--- Begin ---

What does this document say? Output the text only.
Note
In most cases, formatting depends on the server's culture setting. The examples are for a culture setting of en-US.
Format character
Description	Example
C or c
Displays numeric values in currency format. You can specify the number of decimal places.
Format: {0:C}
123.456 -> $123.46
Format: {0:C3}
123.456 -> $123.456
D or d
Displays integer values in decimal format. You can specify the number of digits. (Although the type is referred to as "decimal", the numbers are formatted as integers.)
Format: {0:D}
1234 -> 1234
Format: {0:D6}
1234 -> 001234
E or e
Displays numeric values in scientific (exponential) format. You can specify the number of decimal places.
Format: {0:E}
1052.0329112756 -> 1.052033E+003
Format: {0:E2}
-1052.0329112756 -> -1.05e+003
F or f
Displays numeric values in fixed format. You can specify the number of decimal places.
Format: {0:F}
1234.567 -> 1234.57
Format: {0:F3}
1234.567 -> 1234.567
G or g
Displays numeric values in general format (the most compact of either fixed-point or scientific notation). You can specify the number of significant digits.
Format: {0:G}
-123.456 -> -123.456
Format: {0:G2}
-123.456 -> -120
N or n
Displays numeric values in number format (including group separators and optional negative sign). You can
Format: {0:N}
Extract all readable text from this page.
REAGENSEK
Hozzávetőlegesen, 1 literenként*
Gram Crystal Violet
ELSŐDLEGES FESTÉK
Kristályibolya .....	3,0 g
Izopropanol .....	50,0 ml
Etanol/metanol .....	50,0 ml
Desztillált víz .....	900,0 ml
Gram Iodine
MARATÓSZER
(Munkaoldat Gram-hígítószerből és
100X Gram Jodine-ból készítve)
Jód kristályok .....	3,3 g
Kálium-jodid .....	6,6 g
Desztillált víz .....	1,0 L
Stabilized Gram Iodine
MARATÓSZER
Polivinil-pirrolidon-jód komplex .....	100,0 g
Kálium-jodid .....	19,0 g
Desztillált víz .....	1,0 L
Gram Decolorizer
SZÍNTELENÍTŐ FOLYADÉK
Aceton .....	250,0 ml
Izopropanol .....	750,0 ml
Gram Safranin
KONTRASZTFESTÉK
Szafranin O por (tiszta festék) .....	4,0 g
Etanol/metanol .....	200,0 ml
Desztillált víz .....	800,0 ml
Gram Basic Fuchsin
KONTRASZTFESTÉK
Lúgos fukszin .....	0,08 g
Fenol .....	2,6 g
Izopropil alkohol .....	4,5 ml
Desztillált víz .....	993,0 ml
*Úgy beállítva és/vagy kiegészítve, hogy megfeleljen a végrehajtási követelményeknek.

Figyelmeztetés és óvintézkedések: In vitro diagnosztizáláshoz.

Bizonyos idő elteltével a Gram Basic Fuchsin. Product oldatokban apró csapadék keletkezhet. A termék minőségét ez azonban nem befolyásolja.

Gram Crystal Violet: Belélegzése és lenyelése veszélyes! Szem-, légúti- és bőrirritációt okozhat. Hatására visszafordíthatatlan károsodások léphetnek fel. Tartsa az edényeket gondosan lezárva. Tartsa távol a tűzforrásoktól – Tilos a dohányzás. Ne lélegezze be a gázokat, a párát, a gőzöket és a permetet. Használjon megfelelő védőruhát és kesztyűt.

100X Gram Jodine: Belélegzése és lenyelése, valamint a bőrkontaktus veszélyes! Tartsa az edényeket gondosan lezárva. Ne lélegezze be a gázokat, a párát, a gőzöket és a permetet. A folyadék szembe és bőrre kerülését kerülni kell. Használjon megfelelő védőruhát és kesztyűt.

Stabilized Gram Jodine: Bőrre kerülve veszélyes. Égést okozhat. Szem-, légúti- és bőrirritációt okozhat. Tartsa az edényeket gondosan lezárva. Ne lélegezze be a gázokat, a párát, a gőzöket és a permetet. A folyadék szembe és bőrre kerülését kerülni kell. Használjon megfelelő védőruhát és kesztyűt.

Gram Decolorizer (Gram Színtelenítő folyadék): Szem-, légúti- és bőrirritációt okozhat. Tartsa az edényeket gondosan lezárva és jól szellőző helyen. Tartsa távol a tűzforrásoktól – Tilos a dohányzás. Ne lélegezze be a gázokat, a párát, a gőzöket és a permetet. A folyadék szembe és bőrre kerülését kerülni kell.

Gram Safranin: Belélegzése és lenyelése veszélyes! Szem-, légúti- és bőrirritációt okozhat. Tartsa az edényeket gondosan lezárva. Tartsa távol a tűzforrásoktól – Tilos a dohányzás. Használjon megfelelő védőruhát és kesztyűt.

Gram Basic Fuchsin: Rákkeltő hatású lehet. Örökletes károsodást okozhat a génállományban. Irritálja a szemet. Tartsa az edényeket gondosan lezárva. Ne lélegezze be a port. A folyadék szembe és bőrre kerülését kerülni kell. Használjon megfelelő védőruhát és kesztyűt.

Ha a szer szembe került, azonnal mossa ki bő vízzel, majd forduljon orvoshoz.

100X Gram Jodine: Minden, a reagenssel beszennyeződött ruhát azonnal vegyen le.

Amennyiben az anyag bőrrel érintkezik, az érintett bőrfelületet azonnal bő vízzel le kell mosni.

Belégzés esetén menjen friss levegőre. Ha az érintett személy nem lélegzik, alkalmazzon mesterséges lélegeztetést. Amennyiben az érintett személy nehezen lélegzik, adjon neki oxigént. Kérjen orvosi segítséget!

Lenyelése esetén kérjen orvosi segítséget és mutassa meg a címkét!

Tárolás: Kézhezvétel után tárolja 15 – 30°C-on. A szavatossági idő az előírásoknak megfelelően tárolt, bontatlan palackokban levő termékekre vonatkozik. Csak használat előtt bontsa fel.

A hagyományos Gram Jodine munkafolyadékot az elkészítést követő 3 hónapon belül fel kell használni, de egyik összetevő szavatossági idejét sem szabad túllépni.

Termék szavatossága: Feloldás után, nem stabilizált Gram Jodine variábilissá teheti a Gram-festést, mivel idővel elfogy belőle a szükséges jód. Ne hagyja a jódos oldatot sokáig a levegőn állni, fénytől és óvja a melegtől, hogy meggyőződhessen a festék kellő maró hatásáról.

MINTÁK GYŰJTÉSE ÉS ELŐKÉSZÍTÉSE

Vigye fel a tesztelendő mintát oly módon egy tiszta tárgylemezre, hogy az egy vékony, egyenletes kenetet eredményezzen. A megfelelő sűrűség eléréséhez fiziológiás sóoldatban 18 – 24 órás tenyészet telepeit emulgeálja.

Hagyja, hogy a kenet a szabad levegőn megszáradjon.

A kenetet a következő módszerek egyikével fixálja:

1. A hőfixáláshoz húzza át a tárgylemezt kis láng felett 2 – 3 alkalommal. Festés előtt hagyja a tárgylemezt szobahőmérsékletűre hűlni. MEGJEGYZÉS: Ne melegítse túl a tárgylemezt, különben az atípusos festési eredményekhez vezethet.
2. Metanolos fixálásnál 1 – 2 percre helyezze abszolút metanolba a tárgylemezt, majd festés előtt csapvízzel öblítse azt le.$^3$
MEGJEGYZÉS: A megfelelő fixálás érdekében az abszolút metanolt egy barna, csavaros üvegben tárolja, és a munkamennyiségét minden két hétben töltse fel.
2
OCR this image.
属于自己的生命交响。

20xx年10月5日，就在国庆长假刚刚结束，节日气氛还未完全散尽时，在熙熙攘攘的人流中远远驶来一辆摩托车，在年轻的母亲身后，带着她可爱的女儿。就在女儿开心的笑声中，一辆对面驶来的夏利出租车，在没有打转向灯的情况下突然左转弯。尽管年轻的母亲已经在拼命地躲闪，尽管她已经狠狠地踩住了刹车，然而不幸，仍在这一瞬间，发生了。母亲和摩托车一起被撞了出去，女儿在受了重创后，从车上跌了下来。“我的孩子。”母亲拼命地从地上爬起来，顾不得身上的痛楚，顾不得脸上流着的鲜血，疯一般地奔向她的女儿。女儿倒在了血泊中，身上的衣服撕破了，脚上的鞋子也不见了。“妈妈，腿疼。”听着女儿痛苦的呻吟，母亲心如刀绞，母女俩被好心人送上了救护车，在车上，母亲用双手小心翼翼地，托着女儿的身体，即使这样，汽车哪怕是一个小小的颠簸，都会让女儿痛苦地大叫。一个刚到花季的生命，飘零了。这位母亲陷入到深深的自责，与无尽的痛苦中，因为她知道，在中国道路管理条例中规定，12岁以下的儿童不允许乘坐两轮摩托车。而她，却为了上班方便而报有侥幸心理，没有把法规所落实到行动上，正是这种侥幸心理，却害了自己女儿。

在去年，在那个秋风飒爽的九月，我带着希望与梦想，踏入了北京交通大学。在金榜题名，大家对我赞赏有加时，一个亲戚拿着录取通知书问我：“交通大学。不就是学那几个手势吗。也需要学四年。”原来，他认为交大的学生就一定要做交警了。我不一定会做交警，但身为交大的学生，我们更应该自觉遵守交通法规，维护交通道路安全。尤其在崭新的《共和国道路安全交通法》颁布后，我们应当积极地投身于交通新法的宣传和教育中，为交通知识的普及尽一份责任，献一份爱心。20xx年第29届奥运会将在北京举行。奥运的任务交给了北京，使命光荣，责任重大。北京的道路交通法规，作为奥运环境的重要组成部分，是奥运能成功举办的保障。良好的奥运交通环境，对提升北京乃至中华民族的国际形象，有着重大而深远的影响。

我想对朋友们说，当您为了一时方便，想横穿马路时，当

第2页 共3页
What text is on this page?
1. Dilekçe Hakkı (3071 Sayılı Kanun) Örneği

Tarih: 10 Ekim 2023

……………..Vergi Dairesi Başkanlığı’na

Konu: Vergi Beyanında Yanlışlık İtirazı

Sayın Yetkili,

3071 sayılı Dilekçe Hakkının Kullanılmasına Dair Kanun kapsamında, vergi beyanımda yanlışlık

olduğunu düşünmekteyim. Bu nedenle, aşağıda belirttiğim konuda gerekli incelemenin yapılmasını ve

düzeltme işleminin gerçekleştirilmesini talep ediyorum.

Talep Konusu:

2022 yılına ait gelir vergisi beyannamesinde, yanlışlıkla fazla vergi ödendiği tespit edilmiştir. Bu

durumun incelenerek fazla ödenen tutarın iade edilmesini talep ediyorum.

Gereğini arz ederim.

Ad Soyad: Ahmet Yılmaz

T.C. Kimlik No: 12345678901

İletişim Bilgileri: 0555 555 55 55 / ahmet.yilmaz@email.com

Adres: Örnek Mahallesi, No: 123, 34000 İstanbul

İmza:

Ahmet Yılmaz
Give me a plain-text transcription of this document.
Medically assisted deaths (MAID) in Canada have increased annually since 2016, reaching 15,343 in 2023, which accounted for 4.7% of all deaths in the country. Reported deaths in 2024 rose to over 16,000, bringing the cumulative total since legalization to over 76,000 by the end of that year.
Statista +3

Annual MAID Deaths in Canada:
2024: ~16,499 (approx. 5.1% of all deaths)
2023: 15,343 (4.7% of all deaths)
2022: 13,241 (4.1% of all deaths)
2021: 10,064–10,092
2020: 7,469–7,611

--- End ---

STATED TASK :: Filter the listing above for the string "után" and copy every matching line.

WRITTEN REPLY ::
Tárolás: Kézhezvétel után tárolja 15 – 30°C-on. A szavatossági idő az előírásoknak megfelelően tárolt, bontatlan palackokban levő termékekre vonatkozik. Csak használat előtt bontsa fel.
Termék szavatossága: Feloldás után, nem stabilizált Gram Jodine variábilissá teheti a Gram-festést, mivel idővel elfogy belőle a szükséges jód. Ne hagyja a jódos oldatot sokáig a levegőn állni, fénytől és óvja a melegtől, hogy meggyőződhessen a festék kellő maró hatásáról.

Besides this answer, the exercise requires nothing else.